* _Records supplied_
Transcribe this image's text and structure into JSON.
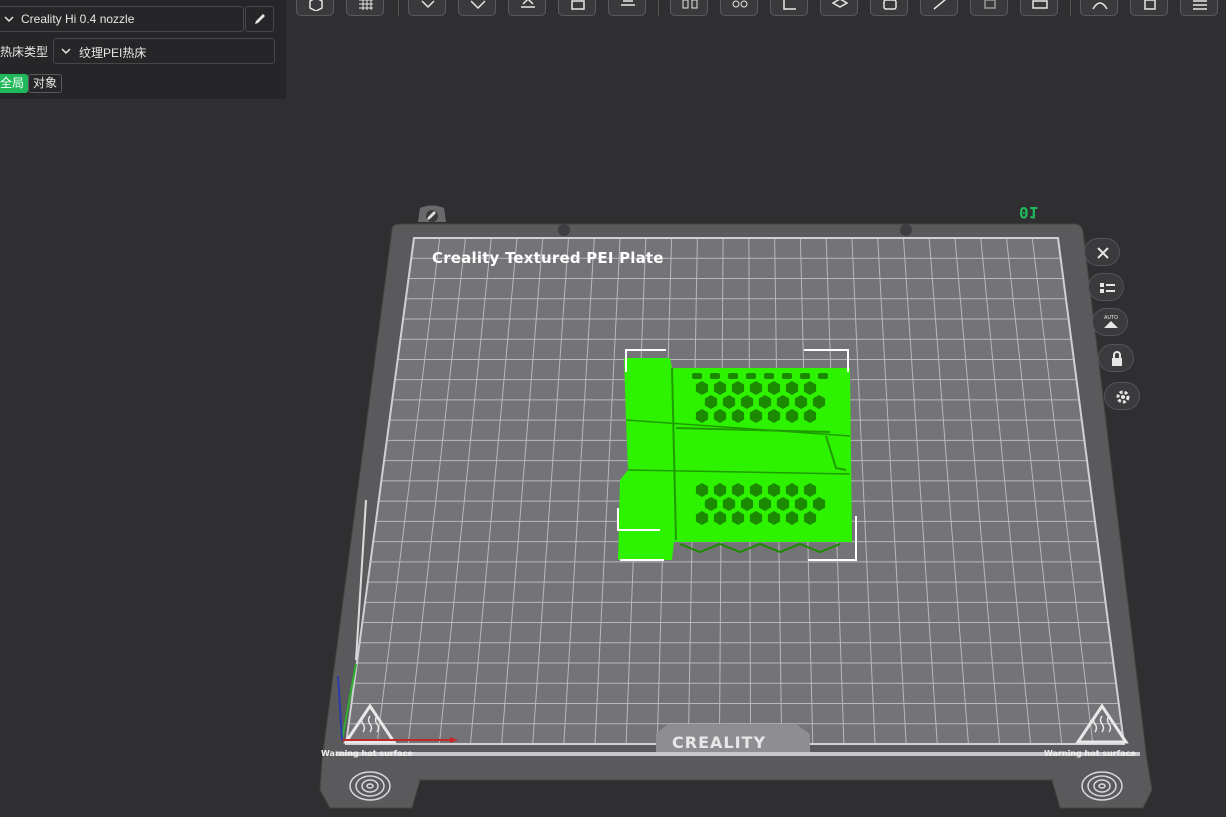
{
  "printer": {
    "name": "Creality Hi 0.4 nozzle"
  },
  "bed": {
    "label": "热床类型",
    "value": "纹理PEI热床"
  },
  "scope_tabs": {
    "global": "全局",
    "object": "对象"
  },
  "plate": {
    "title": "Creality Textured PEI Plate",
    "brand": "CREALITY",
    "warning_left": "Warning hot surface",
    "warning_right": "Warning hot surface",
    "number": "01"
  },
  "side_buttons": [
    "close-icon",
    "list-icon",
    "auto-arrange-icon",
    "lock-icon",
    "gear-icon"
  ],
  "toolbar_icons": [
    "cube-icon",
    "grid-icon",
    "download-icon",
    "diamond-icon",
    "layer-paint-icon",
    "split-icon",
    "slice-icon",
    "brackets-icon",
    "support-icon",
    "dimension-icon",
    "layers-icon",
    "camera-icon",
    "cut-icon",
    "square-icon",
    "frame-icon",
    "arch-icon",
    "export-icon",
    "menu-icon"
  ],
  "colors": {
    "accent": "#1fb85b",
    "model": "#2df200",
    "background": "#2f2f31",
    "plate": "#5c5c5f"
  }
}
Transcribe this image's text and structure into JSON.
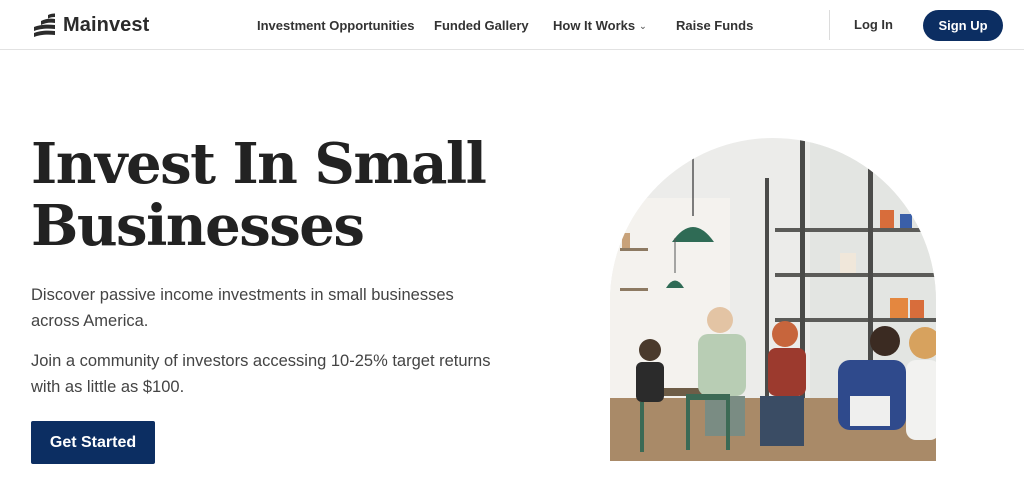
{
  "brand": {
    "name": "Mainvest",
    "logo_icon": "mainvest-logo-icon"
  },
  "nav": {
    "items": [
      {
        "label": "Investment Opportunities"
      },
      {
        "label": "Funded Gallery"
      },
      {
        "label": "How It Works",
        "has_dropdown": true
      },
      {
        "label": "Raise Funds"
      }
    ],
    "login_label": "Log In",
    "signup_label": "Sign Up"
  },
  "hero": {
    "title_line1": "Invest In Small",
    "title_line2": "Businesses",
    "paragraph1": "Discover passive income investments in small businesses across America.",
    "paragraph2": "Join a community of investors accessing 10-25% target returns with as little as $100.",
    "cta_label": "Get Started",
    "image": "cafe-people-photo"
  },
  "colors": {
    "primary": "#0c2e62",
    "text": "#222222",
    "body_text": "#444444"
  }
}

* _Task_
Repeat the preceding records precisely, and leave every picture out of the copy.

* _Completed exercise_
Transcribe this image's text and structure into JSON.
{
  "printer": {
    "name": "Creality Hi 0.4 nozzle"
  },
  "bed": {
    "label": "热床类型",
    "value": "纹理PEI热床"
  },
  "scope_tabs": {
    "global": "全局",
    "object": "对象"
  },
  "plate": {
    "title": "Creality Textured PEI Plate",
    "brand": "CREALITY",
    "warning_left": "Warning hot surface",
    "warning_right": "Warning hot surface",
    "number": "01"
  },
  "side_buttons": [
    "close-icon",
    "list-icon",
    "auto-arrange-icon",
    "lock-icon",
    "gear-icon"
  ],
  "toolbar_icons": [
    "cube-icon",
    "grid-icon",
    "download-icon",
    "diamond-icon",
    "layer-paint-icon",
    "split-icon",
    "slice-icon",
    "brackets-icon",
    "support-icon",
    "dimension-icon",
    "layers-icon",
    "camera-icon",
    "cut-icon",
    "square-icon",
    "frame-icon",
    "arch-icon",
    "export-icon",
    "menu-icon"
  ],
  "colors": {
    "accent": "#1fb85b",
    "model": "#2df200",
    "background": "#2f2f31",
    "plate": "#5c5c5f"
  }
}
Transcribe this image's text and structure into JSON.
{
  "brand": {
    "name": "Mainvest",
    "logo_icon": "mainvest-logo-icon"
  },
  "nav": {
    "items": [
      {
        "label": "Investment Opportunities"
      },
      {
        "label": "Funded Gallery"
      },
      {
        "label": "How It Works",
        "has_dropdown": true
      },
      {
        "label": "Raise Funds"
      }
    ],
    "login_label": "Log In",
    "signup_label": "Sign Up"
  },
  "hero": {
    "title_line1": "Invest In Small",
    "title_line2": "Businesses",
    "paragraph1": "Discover passive income investments in small businesses across America.",
    "paragraph2": "Join a community of investors accessing 10-25% target returns with as little as $100.",
    "cta_label": "Get Started",
    "image": "cafe-people-photo"
  },
  "colors": {
    "primary": "#0c2e62",
    "text": "#222222",
    "body_text": "#444444"
  }
}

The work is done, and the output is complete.